+++ ENTRIES SHOWN +++

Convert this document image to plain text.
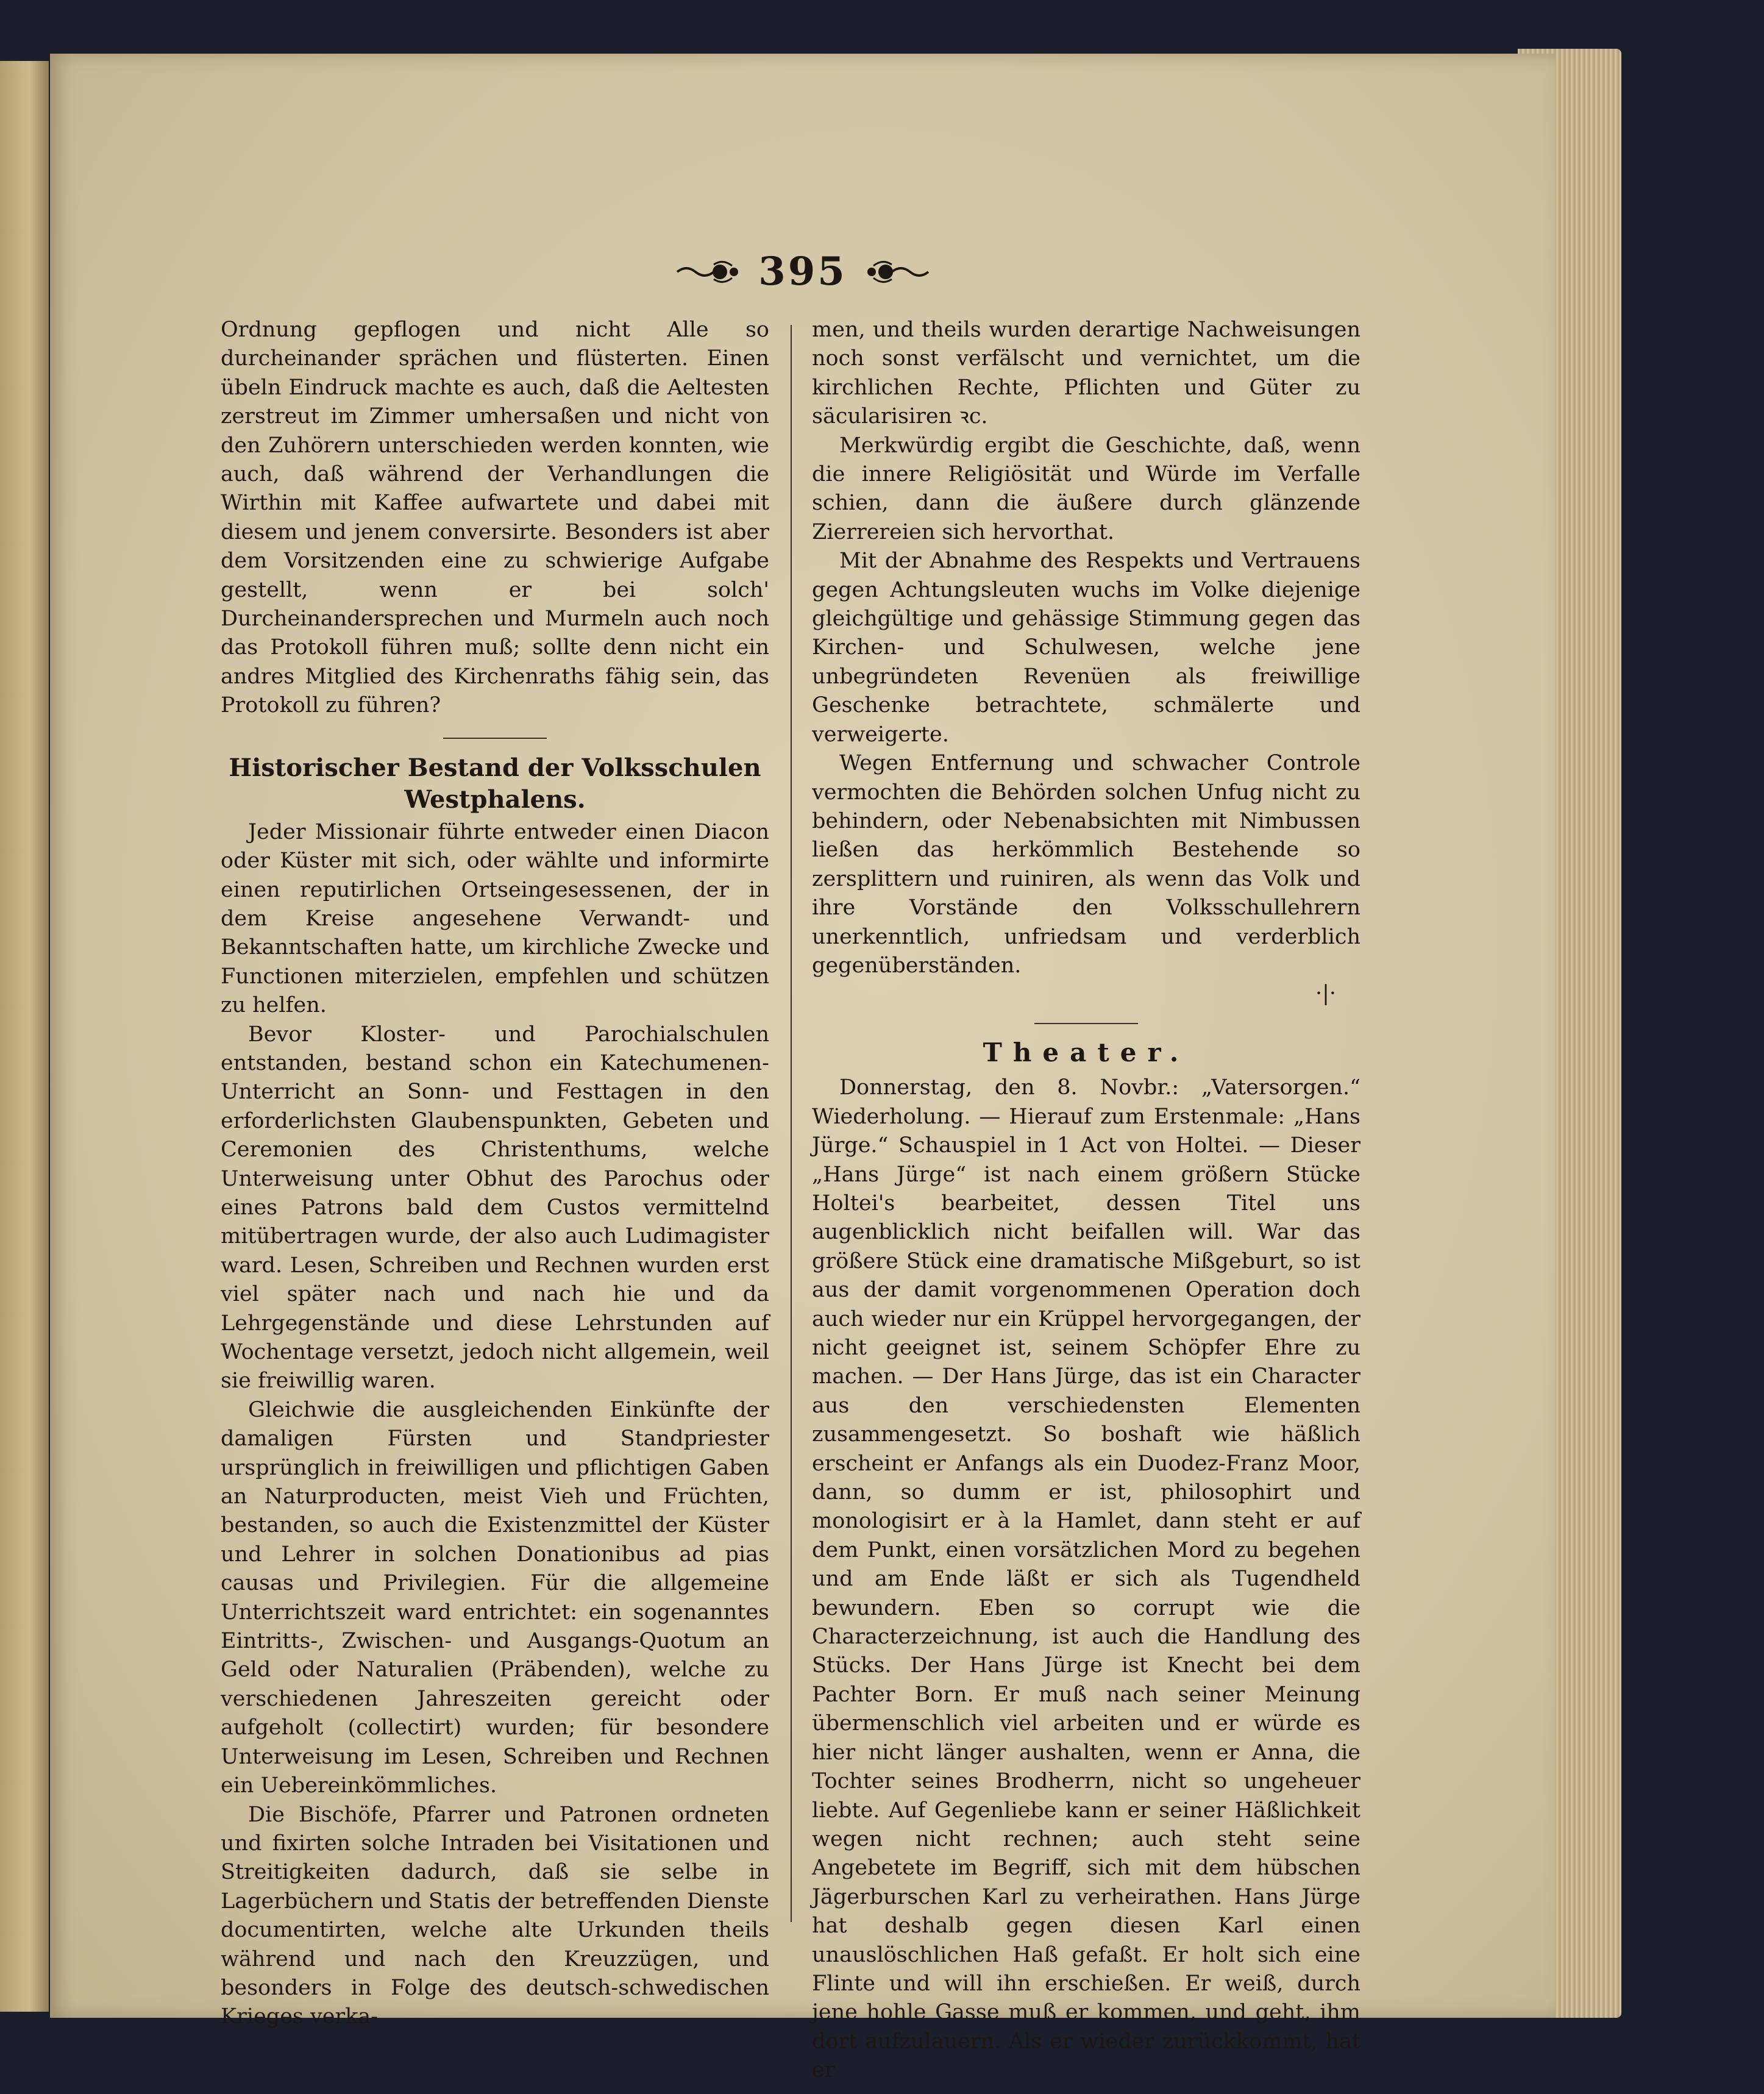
395

Ordnung gepflogen und nicht Alle so durcheinander sprächen und flüsterten. Einen übeln Eindruck machte es auch, daß die Aeltesten zerstreut im Zimmer umhersaßen und nicht von den Zuhörern unterschieden werden konnten, wie auch, daß während der Verhandlungen die Wirthin mit Kaffee aufwartete und dabei mit diesem und jenem conversirte. Besonders ist aber dem Vorsitzenden eine zu schwierige Aufgabe gestellt, wenn er bei solch' Durcheinandersprechen und Murmeln auch noch das Protokoll führen muß; sollte denn nicht ein andres Mitglied des Kirchenraths fähig sein, das Protokoll zu führen?

Historischer Bestand der Volksschulen Westphalens.

Jeder Missionair führte entweder einen Diacon oder Küster mit sich, oder wählte und informirte einen reputirlichen Ortseingesessenen, der in dem Kreise angesehene Verwandt- und Bekanntschaften hatte, um kirchliche Zwecke und Functionen miterzielen, empfehlen und schützen zu helfen.

Bevor Kloster- und Parochialschulen entstanden, bestand schon ein Katechumenen-Unterricht an Sonn- und Festtagen in den erforderlichsten Glaubenspunkten, Gebeten und Ceremonien des Christenthums, welche Unterweisung unter Obhut des Parochus oder eines Patrons bald dem Custos vermittelnd mitübertragen wurde, der also auch Ludimagister ward. Lesen, Schreiben und Rechnen wurden erst viel später nach und nach hie und da Lehrgegenstände und diese Lehrstunden auf Wochentage versetzt, jedoch nicht allgemein, weil sie freiwillig waren.

Gleichwie die ausgleichenden Einkünfte der damaligen Fürsten und Standpriester ursprünglich in freiwilligen und pflichtigen Gaben an Naturproducten, meist Vieh und Früchten, bestanden, so auch die Existenzmittel der Küster und Lehrer in solchen Donationibus ad pias causas und Privilegien. Für die allgemeine Unterrichtszeit ward entrichtet: ein sogenanntes Eintritts-, Zwischen- und Ausgangs-Quotum an Geld oder Naturalien (Präbenden), welche zu verschiedenen Jahreszeiten gereicht oder aufgeholt (collectirt) wurden; für besondere Unterweisung im Lesen, Schreiben und Rechnen ein Uebereinkömmliches.

Die Bischöfe, Pfarrer und Patronen ordneten und fixirten solche Intraden bei Visitationen und Streitigkeiten dadurch, daß sie selbe in Lagerbüchern und Statis der betreffenden Dienste documentirten, welche alte Urkunden theils während und nach den Kreuzzügen, und besonders in Folge des deutsch-schwedischen Krieges verka-

men, und theils wurden derartige Nachweisungen noch sonst verfälscht und vernichtet, um die kirchlichen Rechte, Pflichten und Güter zu säcularisiren ꝛc.

Merkwürdig ergibt die Geschichte, daß, wenn die innere Religiösität und Würde im Verfalle schien, dann die äußere durch glänzende Zierrereien sich hervorthat.

Mit der Abnahme des Respekts und Vertrauens gegen Achtungsleuten wuchs im Volke diejenige gleichgültige und gehässige Stimmung gegen das Kirchen- und Schulwesen, welche jene unbegründeten Revenüen als freiwillige Geschenke betrachtete, schmälerte und verweigerte.

Wegen Entfernung und schwacher Controle vermochten die Behörden solchen Unfug nicht zu behindern, oder Nebenabsichten mit Nimbussen ließen das herkömmlich Bestehende so zersplittern und ruiniren, als wenn das Volk und ihre Vorstände den Volksschullehrern unerkenntlich, unfriedsam und verderblich gegenüberständen.

·|·

Theater.

Donnerstag, den 8. Novbr.: „Vatersorgen.“ Wiederholung. — Hierauf zum Erstenmale: „Hans Jürge.“ Schauspiel in 1 Act von Holtei. — Dieser „Hans Jürge“ ist nach einem größern Stücke Holtei's bearbeitet, dessen Titel uns augenblicklich nicht beifallen will. War das größere Stück eine dramatische Mißgeburt, so ist aus der damit vorgenommenen Operation doch auch wieder nur ein Krüppel hervorgegangen, der nicht geeignet ist, seinem Schöpfer Ehre zu machen. — Der Hans Jürge, das ist ein Character aus den verschiedensten Elementen zusammengesetzt. So boshaft wie häßlich erscheint er Anfangs als ein Duodez-Franz Moor, dann, so dumm er ist, philosophirt und monologisirt er à la Hamlet, dann steht er auf dem Punkt, einen vorsätzlichen Mord zu begehen und am Ende läßt er sich als Tugendheld bewundern. Eben so corrupt wie die Characterzeichnung, ist auch die Handlung des Stücks. Der Hans Jürge ist Knecht bei dem Pachter Born. Er muß nach seiner Meinung übermenschlich viel arbeiten und er würde es hier nicht länger aushalten, wenn er Anna, die Tochter seines Brodherrn, nicht so ungeheuer liebte. Auf Gegenliebe kann er seiner Häßlichkeit wegen nicht rechnen; auch steht seine Angebetete im Begriff, sich mit dem hübschen Jägerburschen Karl zu verheirathen. Hans Jürge hat deshalb gegen diesen Karl einen unauslöschlichen Haß gefaßt. Er holt sich eine Flinte und will ihn erschießen. Er weiß, durch jene hohle Gasse muß er kommen, und geht, ihm dort aufzulauern. Als er wieder zurückkommt, hat er
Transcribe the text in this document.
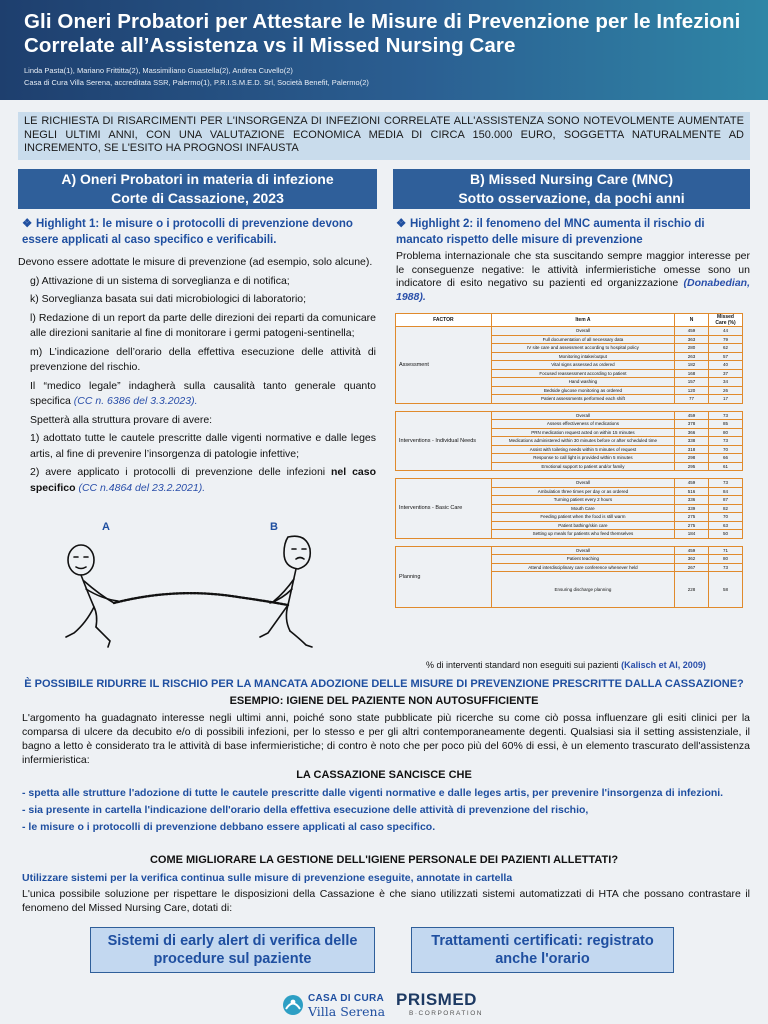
Gli Oneri Probatori per Attestare le Misure di Prevenzione per le Infezioni
Correlate all’Assistenza vs il Missed Nursing Care
Linda Pasta(1), Mariano Frittitta(2), Massimiliano Guastella(2), Andrea Cuvello(2)
Casa di Cura Villa Serena, accreditata SSR, Palermo(1), P.R.I.S.M.E.D. Srl, Società Benefit, Palermo(2)
LE RICHIESTA DI RISARCIMENTI PER L'INSORGENZA DI INFEZIONI CORRELATE ALL'ASSISTENZA SONO NOTEVOLMENTE AUMENTATE NEGLI ULTIMI ANNI, CON UNA VALUTAZIONE ECONOMICA MEDIA DI CIRCA 150.000 EURO, SOGGETTA NATURALMENTE AD INCREMENTO, SE L'ESITO HA PROGNOSI INFAUSTA
A) Oneri Probatori in materia di infezione
Corte di Cassazione, 2023
B) Missed Nursing Care (MNC)
Sotto osservazione, da pochi anni
❖ Highlight 1: le misure o i protocolli di prevenzione devono essere applicati al caso specifico e verificabili.
❖ Highlight 2: il fenomeno del MNC aumenta il rischio di mancato rispetto delle misure di prevenzione

Devono essere adottate le misure di prevenzione (ad esempio, solo alcune).

g) Attivazione di un sistema di sorveglianza e di notifica;

k) Sorveglianza basata sui dati microbiologici di laboratorio;

l) Redazione di un report da parte delle direzioni dei reparti da comunicare alle direzioni sanitarie al fine di monitorare i germi patogeni-sentinella;

m) L’indicazione dell’orario della effettiva esecuzione delle attività di prevenzione del rischio.

Il “medico legale” indagherà sulla causalità tanto generale quanto specifica (CC n. 6386 del 3.3.2023).

Spetterà alla struttura provare di avere:

1) adottato tutte le cautele prescritte dalle vigenti normative e dalle leges artis, al fine di prevenire l’insorgenza di patologie infettive;

2) avere applicato i protocolli di prevenzione delle infezioni nel caso specifico (CC n.4864 del 23.2.2021).

A	B
Problema internazionale che sta suscitando sempre maggior interesse per le conseguenze negative: le attività infermieristiche omesse sono un indicatore di esito negativo su pazienti ed organizzazione (Donabedian, 1988).
FACTOR	Item A	N	Missed Care (%)
Assessment	Overall	459	44
	Full documentation of all necessary data	363	79
	IV site care and assessment according to hospital policy	280	62
	Monitoring intake/output	263	57
	Vital signs assessed as ordered	182	40
	Focused reassessment according to patient	168	37
	Hand washing	157	34
	Bedside glucose monitoring as ordered	120	26
	Patient assessments performed each shift	77	17

Interventions - Individual Needs	Overall	459	73
	Assess effectiveness of medications	378	85
	PRN medication request acted on within 15 minutes	366	80
	Medications administered within 30 minutes before or after scheduled time	338	73
	Assist with toileting needs within 5 minutes of request	318	70
	Response to call light is provided within 5 minutes	298	66
	Emotional support to patient and/or family	295	61

Interventions - Basic Care	Overall	459	73
	Ambulation three times per day or as ordered	516	84
	Turning patient every 2 hours	336	87
	Mouth Care	339	82
	Feeding patient when the food is still warm	275	70
	Patient bathing/skin care	275	63
	Setting up meals for patients who feed themselves	184	50

Planning	Overall	459	71
	Patient teaching	362	80
	Attend interdisciplinary care conference whenever held	267	73
	Ensuring discharge planning	228	58
% di interventi standard non eseguiti sui pazienti (Kalisch et Al, 2009)
È POSSIBILE RIDURRE IL RISCHIO PER LA MANCATA ADOZIONE DELLE MISURE DI PREVENZIONE PRESCRITTE DALLA CASSAZIONE?
ESEMPIO: IGIENE DEL PAZIENTE NON AUTOSUFFICIENTE
L'argomento ha guadagnato interesse negli ultimi anni, poiché sono state pubblicate più ricerche su come ciò possa influenzare gli esiti clinici per la comparsa di ulcere da decubito e/o di possibili infezioni, per lo stesso e per gli altri contemporaneamente degenti. Qualsiasi sia il setting assistenziale, il bagno a letto è considerato tra le attività di base infermieristiche; di contro è noto che per poco più del 60% di essi, è un elemento trascurato dell'assistenza infermieristica:
LA CASSAZIONE SANCISCE CHE
- spetta alle strutture l'adozione di tutte le cautele prescritte dalle vigenti normative e dalle leges artis, per prevenire l'insorgenza di infezioni.
- sia presente in cartella l'indicazione dell'orario della effettiva esecuzione delle attività di prevenzione del rischio,
- le misure o i protocolli di prevenzione debbano essere applicati al caso specifico.
COME MIGLIORARE LA GESTIONE DELL'IGIENE PERSONALE DEI PAZIENTI ALLETTATI?
Utilizzare sistemi per la verifica continua sulle misure di prevenzione eseguite, annotate in cartella
L'unica possibile soluzione per rispettare le disposizioni della Cassazione è che siano utilizzati sistemi automatizzati di HTA che possano contrastare il fenomeno del Missed Nursing Care, dotati di:
Sistemi di early alert di verifica delle procedure sul paziente
Trattamenti certificati: registrato anche l'orario
CASA DI CURA
Villa Serena
PRISMED
B·CORPORATION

+++

## TASK ITEM:
In the records above, each line with the string "welche" should be copied.

## RESULT OF THIS EXERCISE:
Bevor Kloster- und Parochialschulen entstanden, bestand schon ein Katechumenen-Unterricht an Sonn- und Festtagen in den erforderlichsten Glaubenspunkten, Gebeten und Ceremonien des Christenthums, welche Unterweisung unter Obhut des Parochus oder eines Patrons bald dem Custos vermittelnd mitübertragen wurde, der also auch Ludimagister ward. Lesen, Schreiben und Rechnen wurden erst viel später nach und nach hie und da Lehrgegenstände und diese Lehrstunden auf Wochentage versetzt, jedoch nicht allgemein, weil sie freiwillig waren.
Gleichwie die ausgleichenden Einkünfte der damaligen Fürsten und Standpriester ursprünglich in freiwilligen und pflichtigen Gaben an Naturproducten, meist Vieh und Früchten, bestanden, so auch die Existenzmittel der Küster und Lehrer in solchen Donationibus ad pias causas und Privilegien. Für die allgemeine Unterrichtszeit ward entrichtet: ein sogenanntes Eintritts-, Zwischen- und Ausgangs-Quotum an Geld oder Naturalien (Präbenden), welche zu verschiedenen Jahreszeiten gereicht oder aufgeholt (collectirt) wurden; für besondere Unterweisung im Lesen, Schreiben und Rechnen ein Uebereinkömmliches.
Die Bischöfe, Pfarrer und Patronen ordneten und fixirten solche Intraden bei Visitationen und Streitigkeiten dadurch, daß sie selbe in Lagerbüchern und Statis der betreffenden Dienste documentirten, welche alte Urkunden theils während und nach den Kreuzzügen, und besonders in Folge des deutsch-schwedischen Krieges verka-
Mit der Abnahme des Respekts und Vertrauens gegen Achtungsleuten wuchs im Volke diejenige gleichgültige und gehässige Stimmung gegen das Kirchen- und Schulwesen, welche jene unbegründeten Revenüen als freiwillige Geschenke betrachtete, schmälerte und verweigerte.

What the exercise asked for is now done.